# Stated problem
How many lines in the listing below include the word "długości"? Answer with the number and nothing else.

* start Material *

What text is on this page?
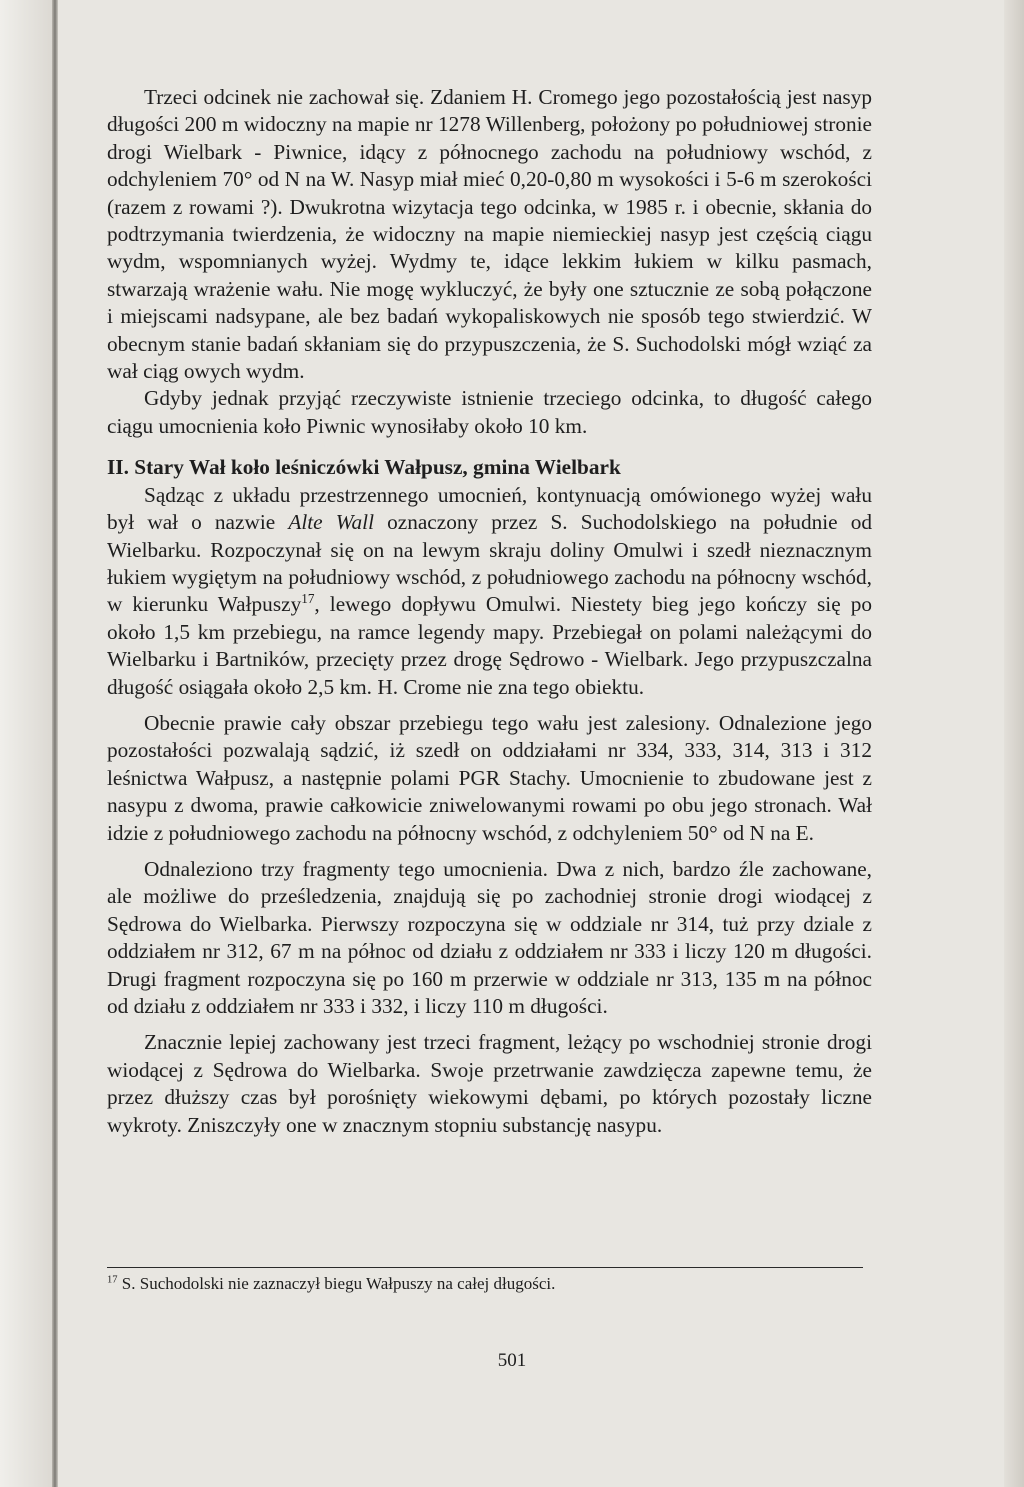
Trzeci odcinek nie zachował się. Zdaniem H. Cromego jego pozostałością jest nasyp długości 200 m widoczny na mapie nr 1278 Willenberg, położony po południowej stronie drogi Wielbark - Piwnice, idący z północnego zachodu na południowy wschód, z odchyleniem 70° od N na W. Nasyp miał mieć 0,20-0,80 m wysokości i 5-6 m szerokości (razem z rowami ?). Dwukrotna wizytacja tego odcinka, w 1985 r. i obecnie, skłania do podtrzymania twierdzenia, że widoczny na mapie niemieckiej nasyp jest częścią ciągu wydm, wspomnianych wyżej. Wydmy te, idące lekkim łukiem w kilku pasmach, stwarzają wrażenie wału. Nie mogę wykluczyć, że były one sztucznie ze sobą połączone i miejscami nadsypane, ale bez badań wykopaliskowych nie sposób tego stwierdzić. W obecnym stanie badań skłaniam się do przypuszczenia, że S. Suchodolski mógł wziąć za wał ciąg owych wydm.

Gdyby jednak przyjąć rzeczywiste istnienie trzeciego odcinka, to długość całego ciągu umocnienia koło Piwnic wynosiłaby około 10 km.

II. Stary Wał koło leśniczówki Wałpusz, gmina Wielbark

Sądząc z układu przestrzennego umocnień, kontynuacją omówionego wyżej wału był wał o nazwie Alte Wall oznaczony przez S. Suchodolskiego na południe od Wielbarku. Rozpoczynał się on na lewym skraju doliny Omulwi i szedł nieznacznym łukiem wygiętym na południowy wschód, z południowego zachodu na północny wschód, w kierunku Wałpuszy$^{17}$, lewego dopływu Omulwi. Niestety bieg jego kończy się po około 1,5 km przebiegu, na ramce legendy mapy. Przebiegał on polami należącymi do Wielbarku i Bartników, przecięty przez drogę Sędrowo - Wielbark. Jego przypuszczalna długość osiągała około 2,5 km. H. Crome nie zna tego obiektu.

Obecnie prawie cały obszar przebiegu tego wału jest zalesiony. Odnalezione jego pozostałości pozwalają sądzić, iż szedł on oddziałami nr 334, 333, 314, 313 i 312 leśnictwa Wałpusz, a następnie polami PGR Stachy. Umocnienie to zbudowane jest z nasypu z dwoma, prawie całkowicie zniwelowanymi rowami po obu jego stronach. Wał idzie z południowego zachodu na północny wschód, z odchyleniem 50° od N na E.

Odnaleziono trzy fragmenty tego umocnienia. Dwa z nich, bardzo źle zachowane, ale możliwe do prześledzenia, znajdują się po zachodniej stronie drogi wiodącej z Sędrowa do Wielbarka. Pierwszy rozpoczyna się w oddziale nr 314, tuż przy dziale z oddziałem nr 312, 67 m na północ od działu z oddziałem nr 333 i liczy 120 m długości. Drugi fragment rozpoczyna się po 160 m przerwie w oddziale nr 313, 135 m na północ od działu z oddziałem nr 333 i 332, i liczy 110 m długości.

Znacznie lepiej zachowany jest trzeci fragment, leżący po wschodniej stronie drogi wiodącej z Sędrowa do Wielbarka. Swoje przetrwanie zawdzięcza zapewne temu, że przez dłuższy czas był porośnięty wiekowymi dębami, po których pozostały liczne wykroty. Zniszczyły one w znacznym stopniu substancję nasypu.

$^{17}$ S. Suchodolski nie zaznaczył biegu Wałpuszy na całej długości.
501
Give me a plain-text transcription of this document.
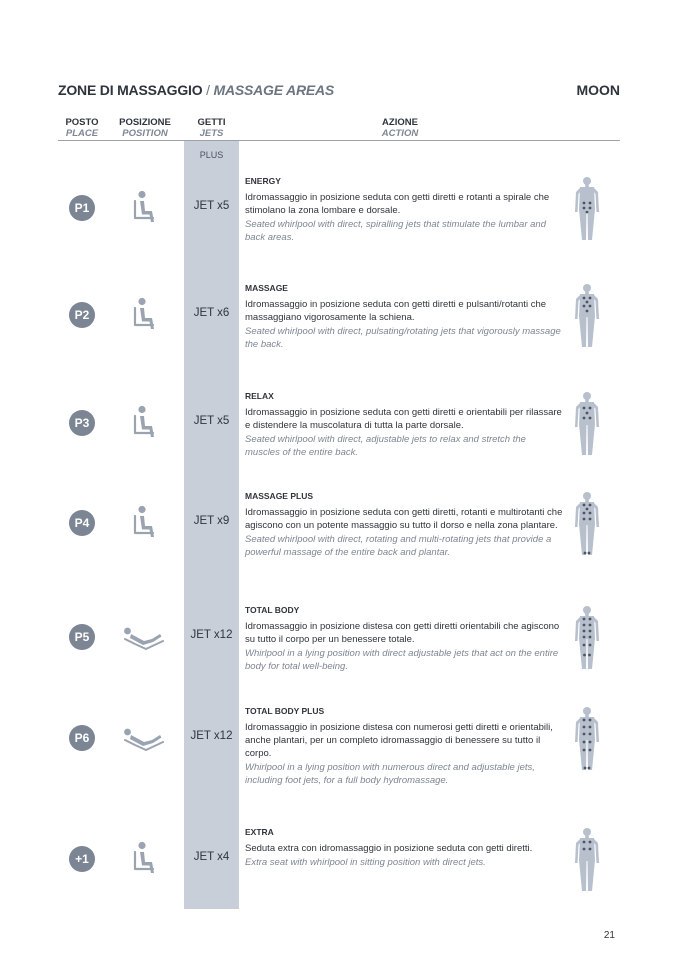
ZONE DI MASSAGGIO / MASSAGE AREAS	MOON
POSTO
PLACE
POSIZIONE
POSITION
GETTI
JETS
AZIONE
ACTION
PLUS
P1	JET x5
ENERGY
Idromassaggio in posizione seduta con getti diretti e rotanti a spirale che stimolano la zona lombare e dorsale.
Seated whirlpool with direct, spiralling jets that stimulate the lumbar and back areas.
P2	JET x6
MASSAGE
Idromassaggio in posizione seduta con getti diretti e pulsanti/rotanti che massaggiano vigorosamente la schiena.
Seated whirlpool with direct, pulsating/rotating jets that vigorously massage the back.
P3	JET x5
RELAX
Idromassaggio in posizione seduta con getti diretti e orientabili per rilassare e distendere la muscolatura di tutta la parte dorsale.
Seated whirlpool with direct, adjustable jets to relax and stretch the muscles of the entire back.
P4	JET x9
MASSAGE PLUS
Idromassaggio in posizione seduta con getti diretti, rotanti e multirotanti che agiscono con un potente massaggio su tutto il dorso e nella zona plantare.
Seated whirlpool with direct, rotating and multi-rotating jets that provide a powerful massage of the entire back and plantar.
P5	JET x12
TOTAL BODY
Idromassaggio in posizione distesa con getti diretti orientabili che agiscono su tutto il corpo per un benessere totale.
Whirlpool in a lying position with direct adjustable jets that act on the entire body for total well-being.
P6	JET x12
TOTAL BODY PLUS
Idromassaggio in posizione distesa con numerosi getti diretti e orientabili, anche plantari, per un completo idromassaggio di benessere su tutto il corpo.
Whirlpool in a lying position with numerous direct and adjustable jets, including foot jets, for a full body hydromassage.
+1	JET x4
EXTRA
Seduta extra con idromassaggio in posizione seduta con getti diretti.
Extra seat with whirlpool in sitting position with direct jets.
21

* end Material *

# Answer
3